— start Listing —

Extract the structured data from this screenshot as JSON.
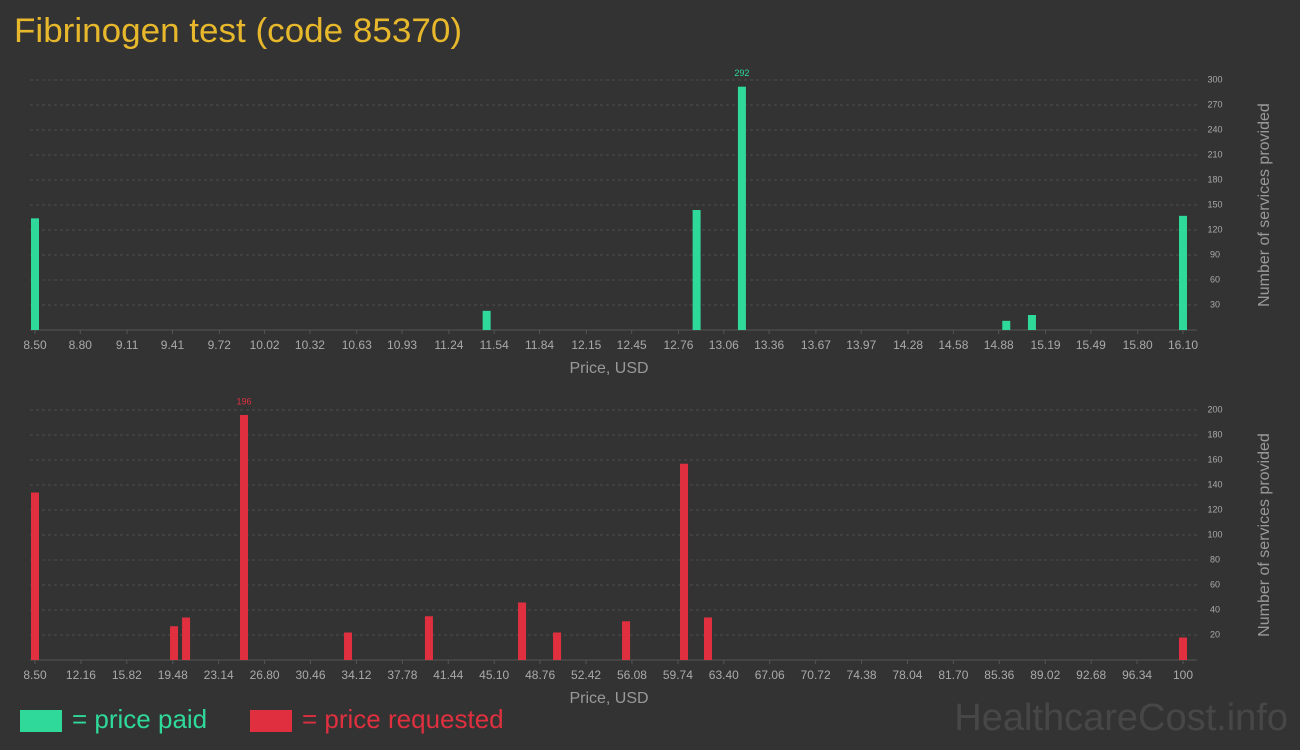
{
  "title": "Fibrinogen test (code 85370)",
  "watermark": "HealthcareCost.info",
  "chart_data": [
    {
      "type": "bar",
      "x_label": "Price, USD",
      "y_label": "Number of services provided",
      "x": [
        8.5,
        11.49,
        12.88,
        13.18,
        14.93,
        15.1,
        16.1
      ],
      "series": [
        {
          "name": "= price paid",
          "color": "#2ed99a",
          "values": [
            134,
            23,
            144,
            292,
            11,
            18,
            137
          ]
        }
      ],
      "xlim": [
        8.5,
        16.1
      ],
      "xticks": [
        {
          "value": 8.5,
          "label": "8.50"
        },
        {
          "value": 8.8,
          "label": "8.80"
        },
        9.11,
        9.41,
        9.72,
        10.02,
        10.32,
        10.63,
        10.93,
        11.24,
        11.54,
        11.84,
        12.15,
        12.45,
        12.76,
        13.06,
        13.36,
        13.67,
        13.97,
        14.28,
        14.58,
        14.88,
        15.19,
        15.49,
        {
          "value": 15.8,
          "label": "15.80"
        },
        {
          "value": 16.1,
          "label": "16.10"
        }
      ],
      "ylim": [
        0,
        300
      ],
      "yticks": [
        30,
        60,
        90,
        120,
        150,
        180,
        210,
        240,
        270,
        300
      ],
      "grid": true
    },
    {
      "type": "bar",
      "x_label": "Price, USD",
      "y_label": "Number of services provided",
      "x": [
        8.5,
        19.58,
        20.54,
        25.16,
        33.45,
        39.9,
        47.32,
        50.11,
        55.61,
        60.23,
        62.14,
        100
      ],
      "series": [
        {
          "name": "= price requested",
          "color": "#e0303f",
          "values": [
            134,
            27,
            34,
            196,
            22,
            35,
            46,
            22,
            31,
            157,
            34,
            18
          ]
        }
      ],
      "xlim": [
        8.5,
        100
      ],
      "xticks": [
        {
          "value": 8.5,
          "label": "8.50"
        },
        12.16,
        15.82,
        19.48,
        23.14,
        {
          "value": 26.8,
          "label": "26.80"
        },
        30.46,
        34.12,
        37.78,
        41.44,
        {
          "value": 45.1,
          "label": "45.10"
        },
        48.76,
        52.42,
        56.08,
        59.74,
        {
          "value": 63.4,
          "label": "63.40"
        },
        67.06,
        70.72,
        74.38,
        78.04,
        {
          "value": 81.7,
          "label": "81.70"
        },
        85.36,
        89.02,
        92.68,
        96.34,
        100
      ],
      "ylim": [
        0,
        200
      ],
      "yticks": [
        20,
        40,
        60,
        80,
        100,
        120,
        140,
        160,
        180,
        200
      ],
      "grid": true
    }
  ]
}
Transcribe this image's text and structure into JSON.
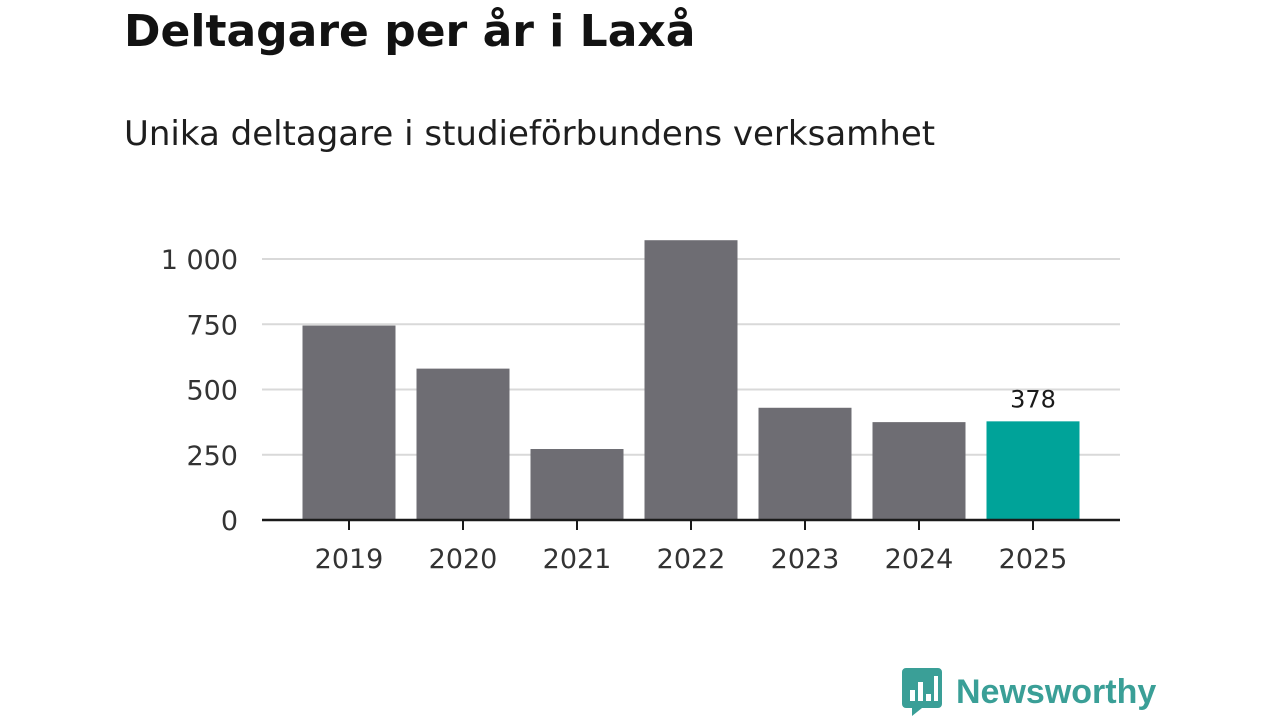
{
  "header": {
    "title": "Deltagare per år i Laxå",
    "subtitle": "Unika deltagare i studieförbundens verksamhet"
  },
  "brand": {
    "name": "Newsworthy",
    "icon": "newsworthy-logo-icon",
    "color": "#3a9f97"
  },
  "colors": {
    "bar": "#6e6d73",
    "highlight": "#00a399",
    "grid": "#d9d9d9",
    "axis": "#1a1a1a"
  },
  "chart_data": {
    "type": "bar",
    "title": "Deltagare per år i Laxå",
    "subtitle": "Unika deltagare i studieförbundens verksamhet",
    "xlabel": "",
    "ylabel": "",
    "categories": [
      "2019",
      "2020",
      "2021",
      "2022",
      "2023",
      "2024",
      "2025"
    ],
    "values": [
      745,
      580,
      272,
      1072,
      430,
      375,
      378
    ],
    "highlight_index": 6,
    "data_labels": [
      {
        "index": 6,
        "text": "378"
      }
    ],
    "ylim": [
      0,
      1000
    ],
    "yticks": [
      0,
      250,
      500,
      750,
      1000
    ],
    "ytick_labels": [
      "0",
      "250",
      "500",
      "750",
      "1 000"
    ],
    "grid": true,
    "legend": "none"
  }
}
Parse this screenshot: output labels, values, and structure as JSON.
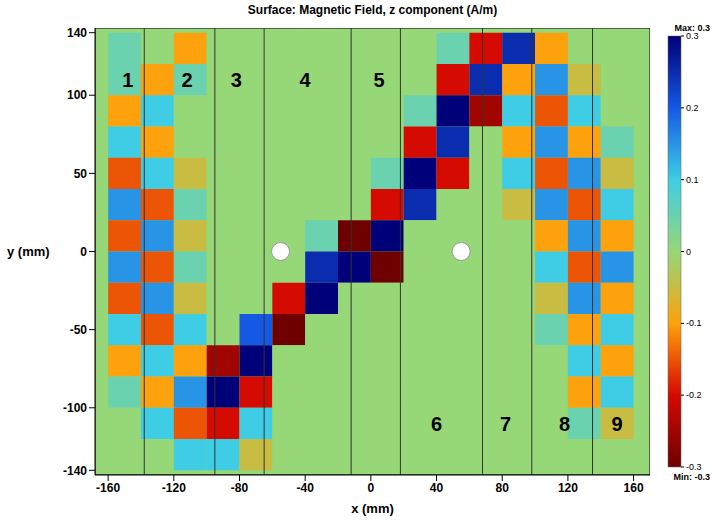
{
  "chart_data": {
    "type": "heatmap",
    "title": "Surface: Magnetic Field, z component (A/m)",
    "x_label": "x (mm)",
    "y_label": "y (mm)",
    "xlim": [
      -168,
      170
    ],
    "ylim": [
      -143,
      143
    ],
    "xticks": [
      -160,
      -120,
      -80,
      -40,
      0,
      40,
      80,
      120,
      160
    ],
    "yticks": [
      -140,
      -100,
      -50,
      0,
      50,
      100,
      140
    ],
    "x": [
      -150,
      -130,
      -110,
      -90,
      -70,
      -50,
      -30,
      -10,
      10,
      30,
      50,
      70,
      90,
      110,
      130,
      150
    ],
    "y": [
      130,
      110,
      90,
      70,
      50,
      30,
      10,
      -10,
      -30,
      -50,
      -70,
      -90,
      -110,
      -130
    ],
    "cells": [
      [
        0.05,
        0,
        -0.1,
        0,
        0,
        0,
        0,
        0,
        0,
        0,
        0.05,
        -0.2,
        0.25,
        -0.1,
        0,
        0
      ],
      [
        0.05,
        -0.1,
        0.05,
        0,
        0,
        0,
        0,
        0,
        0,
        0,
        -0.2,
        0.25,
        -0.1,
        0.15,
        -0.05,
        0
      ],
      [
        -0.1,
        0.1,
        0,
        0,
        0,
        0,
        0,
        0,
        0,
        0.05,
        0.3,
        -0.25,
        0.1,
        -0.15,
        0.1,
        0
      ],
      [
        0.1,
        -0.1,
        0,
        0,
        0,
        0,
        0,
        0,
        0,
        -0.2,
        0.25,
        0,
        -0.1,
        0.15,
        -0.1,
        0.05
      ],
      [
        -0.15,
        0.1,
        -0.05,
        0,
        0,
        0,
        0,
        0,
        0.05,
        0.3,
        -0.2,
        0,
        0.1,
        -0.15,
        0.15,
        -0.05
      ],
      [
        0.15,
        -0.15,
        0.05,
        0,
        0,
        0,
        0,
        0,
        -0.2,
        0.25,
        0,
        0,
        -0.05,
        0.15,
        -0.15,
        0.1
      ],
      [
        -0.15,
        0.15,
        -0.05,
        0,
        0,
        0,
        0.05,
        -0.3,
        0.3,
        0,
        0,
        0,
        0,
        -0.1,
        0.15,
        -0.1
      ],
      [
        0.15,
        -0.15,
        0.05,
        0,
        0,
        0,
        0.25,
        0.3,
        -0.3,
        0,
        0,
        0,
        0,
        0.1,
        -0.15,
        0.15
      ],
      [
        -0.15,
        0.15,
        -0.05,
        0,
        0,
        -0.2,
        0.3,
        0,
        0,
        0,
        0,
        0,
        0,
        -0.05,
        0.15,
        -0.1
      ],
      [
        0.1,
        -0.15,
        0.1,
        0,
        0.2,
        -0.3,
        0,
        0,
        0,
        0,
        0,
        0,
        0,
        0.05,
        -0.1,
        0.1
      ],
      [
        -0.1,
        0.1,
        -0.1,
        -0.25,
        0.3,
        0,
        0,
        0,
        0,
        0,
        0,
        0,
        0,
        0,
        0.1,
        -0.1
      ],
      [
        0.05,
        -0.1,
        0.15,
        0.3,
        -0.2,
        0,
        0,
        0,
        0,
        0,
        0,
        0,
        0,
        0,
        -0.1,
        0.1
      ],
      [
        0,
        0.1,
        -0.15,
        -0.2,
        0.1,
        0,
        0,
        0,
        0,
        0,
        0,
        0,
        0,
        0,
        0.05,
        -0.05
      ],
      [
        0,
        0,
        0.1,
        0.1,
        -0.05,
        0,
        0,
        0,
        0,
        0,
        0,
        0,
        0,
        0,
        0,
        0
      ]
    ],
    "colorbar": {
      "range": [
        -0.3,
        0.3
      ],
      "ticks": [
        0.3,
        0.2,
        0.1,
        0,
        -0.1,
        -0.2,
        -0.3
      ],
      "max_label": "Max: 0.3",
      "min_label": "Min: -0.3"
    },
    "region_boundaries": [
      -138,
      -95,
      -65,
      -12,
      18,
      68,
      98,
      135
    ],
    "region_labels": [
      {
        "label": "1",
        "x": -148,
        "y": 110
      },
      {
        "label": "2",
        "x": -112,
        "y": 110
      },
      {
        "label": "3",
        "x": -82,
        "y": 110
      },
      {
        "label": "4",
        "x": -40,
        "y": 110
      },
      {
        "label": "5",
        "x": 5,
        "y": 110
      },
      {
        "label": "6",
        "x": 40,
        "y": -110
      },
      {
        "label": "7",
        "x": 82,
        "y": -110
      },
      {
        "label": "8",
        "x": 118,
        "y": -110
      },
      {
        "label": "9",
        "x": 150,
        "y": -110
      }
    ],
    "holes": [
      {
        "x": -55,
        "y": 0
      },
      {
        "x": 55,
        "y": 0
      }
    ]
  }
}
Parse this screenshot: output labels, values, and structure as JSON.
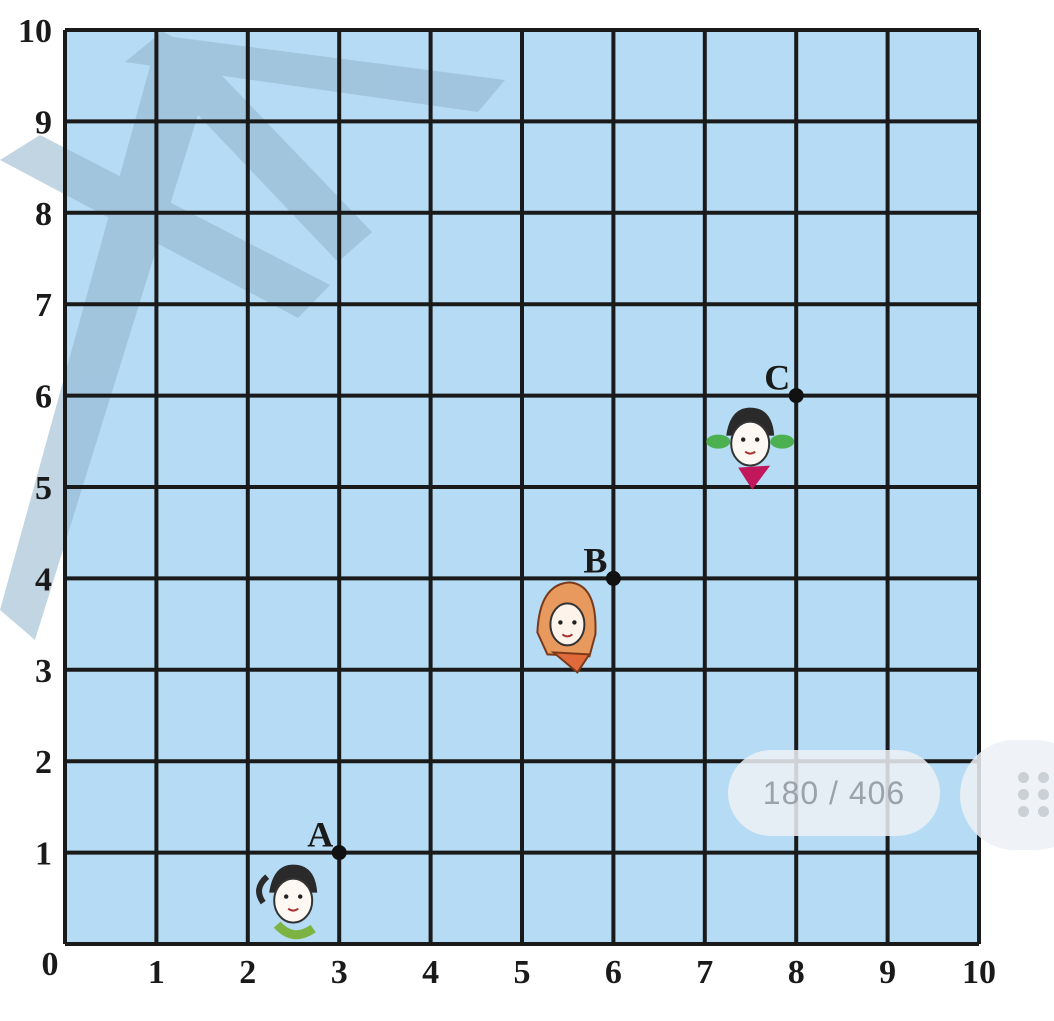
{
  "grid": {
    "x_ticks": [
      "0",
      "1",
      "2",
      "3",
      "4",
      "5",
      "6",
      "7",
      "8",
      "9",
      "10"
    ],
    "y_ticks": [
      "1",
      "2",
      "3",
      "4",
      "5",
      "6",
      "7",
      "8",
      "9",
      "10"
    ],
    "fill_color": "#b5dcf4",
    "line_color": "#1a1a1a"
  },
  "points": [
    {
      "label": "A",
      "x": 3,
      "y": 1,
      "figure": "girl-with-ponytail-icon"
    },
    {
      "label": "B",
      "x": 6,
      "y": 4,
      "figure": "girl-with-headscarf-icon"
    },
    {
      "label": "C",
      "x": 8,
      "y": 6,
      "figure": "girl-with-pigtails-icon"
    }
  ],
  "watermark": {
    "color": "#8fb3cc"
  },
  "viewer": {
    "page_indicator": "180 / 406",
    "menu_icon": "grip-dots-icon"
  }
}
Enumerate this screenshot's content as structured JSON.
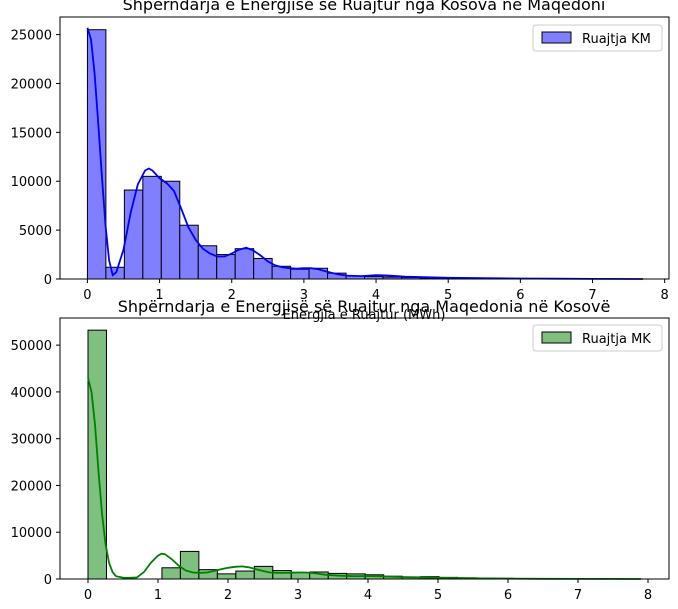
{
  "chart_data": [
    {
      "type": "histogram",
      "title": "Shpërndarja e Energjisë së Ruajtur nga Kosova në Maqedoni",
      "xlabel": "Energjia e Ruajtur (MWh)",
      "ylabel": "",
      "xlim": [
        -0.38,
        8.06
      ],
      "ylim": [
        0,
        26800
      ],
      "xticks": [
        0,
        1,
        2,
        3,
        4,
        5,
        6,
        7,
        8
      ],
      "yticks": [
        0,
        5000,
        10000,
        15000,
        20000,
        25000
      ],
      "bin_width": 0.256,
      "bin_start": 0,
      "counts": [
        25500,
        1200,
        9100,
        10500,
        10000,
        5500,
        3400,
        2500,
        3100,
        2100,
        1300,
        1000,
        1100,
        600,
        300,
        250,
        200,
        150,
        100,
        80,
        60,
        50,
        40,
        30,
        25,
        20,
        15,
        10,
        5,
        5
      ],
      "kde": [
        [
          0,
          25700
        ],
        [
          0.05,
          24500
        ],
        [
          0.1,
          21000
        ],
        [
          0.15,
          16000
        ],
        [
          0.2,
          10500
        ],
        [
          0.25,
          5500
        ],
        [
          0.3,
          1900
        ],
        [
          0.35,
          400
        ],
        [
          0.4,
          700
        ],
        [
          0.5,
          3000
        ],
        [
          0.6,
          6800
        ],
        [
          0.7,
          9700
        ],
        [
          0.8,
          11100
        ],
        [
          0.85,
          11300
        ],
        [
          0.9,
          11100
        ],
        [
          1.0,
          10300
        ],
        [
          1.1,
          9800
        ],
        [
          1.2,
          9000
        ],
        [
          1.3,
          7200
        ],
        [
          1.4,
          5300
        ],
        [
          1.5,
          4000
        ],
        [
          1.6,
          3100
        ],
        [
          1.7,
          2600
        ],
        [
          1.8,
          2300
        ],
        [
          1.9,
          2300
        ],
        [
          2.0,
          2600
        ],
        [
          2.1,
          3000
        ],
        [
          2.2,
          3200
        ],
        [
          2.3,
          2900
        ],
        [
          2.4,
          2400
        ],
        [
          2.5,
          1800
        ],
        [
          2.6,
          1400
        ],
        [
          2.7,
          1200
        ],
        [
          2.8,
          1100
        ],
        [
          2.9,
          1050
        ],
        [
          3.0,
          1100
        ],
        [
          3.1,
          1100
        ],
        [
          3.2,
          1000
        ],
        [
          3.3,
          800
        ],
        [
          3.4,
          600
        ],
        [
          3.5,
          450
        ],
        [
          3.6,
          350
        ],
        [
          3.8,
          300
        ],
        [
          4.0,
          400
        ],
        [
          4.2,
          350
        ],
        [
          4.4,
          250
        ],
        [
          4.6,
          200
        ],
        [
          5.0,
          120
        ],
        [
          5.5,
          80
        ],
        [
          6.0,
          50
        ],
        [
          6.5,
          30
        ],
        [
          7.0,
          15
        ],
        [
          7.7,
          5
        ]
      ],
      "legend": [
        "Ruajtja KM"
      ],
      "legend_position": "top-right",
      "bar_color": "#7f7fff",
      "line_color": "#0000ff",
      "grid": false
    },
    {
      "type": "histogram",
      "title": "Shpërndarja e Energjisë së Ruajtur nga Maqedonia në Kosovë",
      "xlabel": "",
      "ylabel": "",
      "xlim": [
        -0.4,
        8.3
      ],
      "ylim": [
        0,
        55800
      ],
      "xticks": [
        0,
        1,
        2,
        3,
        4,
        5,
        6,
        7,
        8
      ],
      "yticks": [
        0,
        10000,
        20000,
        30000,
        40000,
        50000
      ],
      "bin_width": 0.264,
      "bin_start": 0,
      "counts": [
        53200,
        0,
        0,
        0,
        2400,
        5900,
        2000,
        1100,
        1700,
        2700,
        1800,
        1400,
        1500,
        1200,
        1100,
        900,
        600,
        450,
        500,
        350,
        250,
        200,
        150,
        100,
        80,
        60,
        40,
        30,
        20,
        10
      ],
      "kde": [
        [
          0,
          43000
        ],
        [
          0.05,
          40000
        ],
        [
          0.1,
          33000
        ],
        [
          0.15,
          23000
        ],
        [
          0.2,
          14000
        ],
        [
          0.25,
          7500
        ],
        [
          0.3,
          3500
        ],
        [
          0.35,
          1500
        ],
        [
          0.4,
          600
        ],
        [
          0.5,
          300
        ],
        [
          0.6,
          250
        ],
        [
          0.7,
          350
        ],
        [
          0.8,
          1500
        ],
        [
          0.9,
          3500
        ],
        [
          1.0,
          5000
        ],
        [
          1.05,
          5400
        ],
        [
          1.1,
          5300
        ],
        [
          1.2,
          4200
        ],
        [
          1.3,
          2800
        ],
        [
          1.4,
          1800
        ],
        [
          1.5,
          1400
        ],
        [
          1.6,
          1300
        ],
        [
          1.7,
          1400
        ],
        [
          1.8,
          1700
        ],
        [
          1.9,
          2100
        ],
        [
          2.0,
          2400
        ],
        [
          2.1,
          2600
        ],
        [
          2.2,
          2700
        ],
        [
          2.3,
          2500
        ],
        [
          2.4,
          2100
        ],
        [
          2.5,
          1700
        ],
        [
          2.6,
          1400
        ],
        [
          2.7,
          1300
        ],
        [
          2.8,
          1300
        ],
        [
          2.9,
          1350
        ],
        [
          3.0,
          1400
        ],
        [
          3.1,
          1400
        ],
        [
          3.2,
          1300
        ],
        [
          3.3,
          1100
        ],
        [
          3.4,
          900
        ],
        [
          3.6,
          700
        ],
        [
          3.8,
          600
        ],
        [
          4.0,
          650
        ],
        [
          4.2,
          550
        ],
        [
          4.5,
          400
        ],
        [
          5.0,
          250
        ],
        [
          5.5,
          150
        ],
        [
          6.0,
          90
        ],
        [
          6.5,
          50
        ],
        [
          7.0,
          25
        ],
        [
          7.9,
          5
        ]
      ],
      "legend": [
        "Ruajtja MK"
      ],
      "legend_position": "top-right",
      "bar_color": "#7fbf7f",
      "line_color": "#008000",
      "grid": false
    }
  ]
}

— end Listing —

**Work required:** Scan the listing above and copy all lines containing the word "girl".

**Response to this task:**
      "figure": "girl-with-ponytail-icon"
      "figure": "girl-with-headscarf-icon"
      "figure": "girl-with-pigtails-icon"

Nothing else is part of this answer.